What you are asked to do
Look for the line containing "Transcribe this image's" in the listing below. Retype that line and every subsequent line through the last one, and only those.

Records for the task
....
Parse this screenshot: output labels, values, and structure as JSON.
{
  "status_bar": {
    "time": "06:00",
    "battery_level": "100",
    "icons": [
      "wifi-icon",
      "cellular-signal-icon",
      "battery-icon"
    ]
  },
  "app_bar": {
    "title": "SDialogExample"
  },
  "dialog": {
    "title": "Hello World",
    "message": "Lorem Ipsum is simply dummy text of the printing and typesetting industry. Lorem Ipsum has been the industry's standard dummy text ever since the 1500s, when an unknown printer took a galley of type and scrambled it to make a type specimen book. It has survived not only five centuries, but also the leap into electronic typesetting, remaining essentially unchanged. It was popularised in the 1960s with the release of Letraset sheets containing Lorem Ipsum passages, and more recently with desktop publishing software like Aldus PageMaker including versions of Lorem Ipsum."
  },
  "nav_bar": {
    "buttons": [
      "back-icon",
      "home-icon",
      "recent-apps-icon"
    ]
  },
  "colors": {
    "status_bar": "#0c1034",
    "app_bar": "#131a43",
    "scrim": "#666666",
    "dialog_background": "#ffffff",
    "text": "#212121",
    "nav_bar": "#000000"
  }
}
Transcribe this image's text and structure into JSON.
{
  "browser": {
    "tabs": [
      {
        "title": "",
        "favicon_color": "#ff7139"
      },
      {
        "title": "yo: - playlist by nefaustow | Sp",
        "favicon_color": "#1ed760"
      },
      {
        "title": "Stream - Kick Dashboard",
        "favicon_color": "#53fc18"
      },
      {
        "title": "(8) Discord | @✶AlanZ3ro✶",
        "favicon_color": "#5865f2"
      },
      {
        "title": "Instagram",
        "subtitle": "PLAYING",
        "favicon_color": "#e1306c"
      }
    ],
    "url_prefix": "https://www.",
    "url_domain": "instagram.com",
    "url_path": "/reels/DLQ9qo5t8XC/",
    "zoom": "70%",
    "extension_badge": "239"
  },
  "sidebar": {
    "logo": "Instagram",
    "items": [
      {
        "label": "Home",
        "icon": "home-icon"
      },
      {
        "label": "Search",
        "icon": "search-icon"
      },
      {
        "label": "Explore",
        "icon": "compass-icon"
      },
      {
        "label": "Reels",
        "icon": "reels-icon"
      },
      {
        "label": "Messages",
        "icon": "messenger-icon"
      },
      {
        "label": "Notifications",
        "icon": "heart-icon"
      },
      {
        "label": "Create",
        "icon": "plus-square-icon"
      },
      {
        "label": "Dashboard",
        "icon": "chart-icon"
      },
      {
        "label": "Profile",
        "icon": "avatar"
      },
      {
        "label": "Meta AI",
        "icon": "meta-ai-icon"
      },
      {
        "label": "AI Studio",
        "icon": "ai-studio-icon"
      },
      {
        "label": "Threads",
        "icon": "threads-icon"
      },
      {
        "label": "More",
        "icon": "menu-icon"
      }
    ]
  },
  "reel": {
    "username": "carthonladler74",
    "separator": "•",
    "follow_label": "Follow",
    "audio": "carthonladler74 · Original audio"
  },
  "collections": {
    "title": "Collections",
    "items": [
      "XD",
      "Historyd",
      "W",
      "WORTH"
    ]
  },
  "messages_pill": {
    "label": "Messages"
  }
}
....
Answer
Transcribe this image's text and structure into JSON.
{
  "browser": {
    "tabs": [
      {
        "title": "",
        "favicon_color": "#ff7139"
      },
      {
        "title": "yo: - playlist by nefaustow | Sp",
        "favicon_color": "#1ed760"
      },
      {
        "title": "Stream - Kick Dashboard",
        "favicon_color": "#53fc18"
      },
      {
        "title": "(8) Discord | @✶AlanZ3ro✶",
        "favicon_color": "#5865f2"
      },
      {
        "title": "Instagram",
        "subtitle": "PLAYING",
        "favicon_color": "#e1306c"
      }
    ],
    "url_prefix": "https://www.",
    "url_domain": "instagram.com",
    "url_path": "/reels/DLQ9qo5t8XC/",
    "zoom": "70%",
    "extension_badge": "239"
  },
  "sidebar": {
    "logo": "Instagram",
    "items": [
      {
        "label": "Home",
        "icon": "home-icon"
      },
      {
        "label": "Search",
        "icon": "search-icon"
      },
      {
        "label": "Explore",
        "icon": "compass-icon"
      },
      {
        "label": "Reels",
        "icon": "reels-icon"
      },
      {
        "label": "Messages",
        "icon": "messenger-icon"
      },
      {
        "label": "Notifications",
        "icon": "heart-icon"
      },
      {
        "label": "Create",
        "icon": "plus-square-icon"
      },
      {
        "label": "Dashboard",
        "icon": "chart-icon"
      },
      {
        "label": "Profile",
        "icon": "avatar"
      },
      {
        "label": "Meta AI",
        "icon": "meta-ai-icon"
      },
      {
        "label": "AI Studio",
        "icon": "ai-studio-icon"
      },
      {
        "label": "Threads",
        "icon": "threads-icon"
      },
      {
        "label": "More",
        "icon": "menu-icon"
      }
    ]
  },
  "reel": {
    "username": "carthonladler74",
    "separator": "•",
    "follow_label": "Follow",
    "audio": "carthonladler74 · Original audio"
  },
  "collections": {
    "title": "Collections",
    "items": [
      "XD",
      "Historyd",
      "W",
      "WORTH"
    ]
  },
  "messages_pill": {
    "label": "Messages"
  }
}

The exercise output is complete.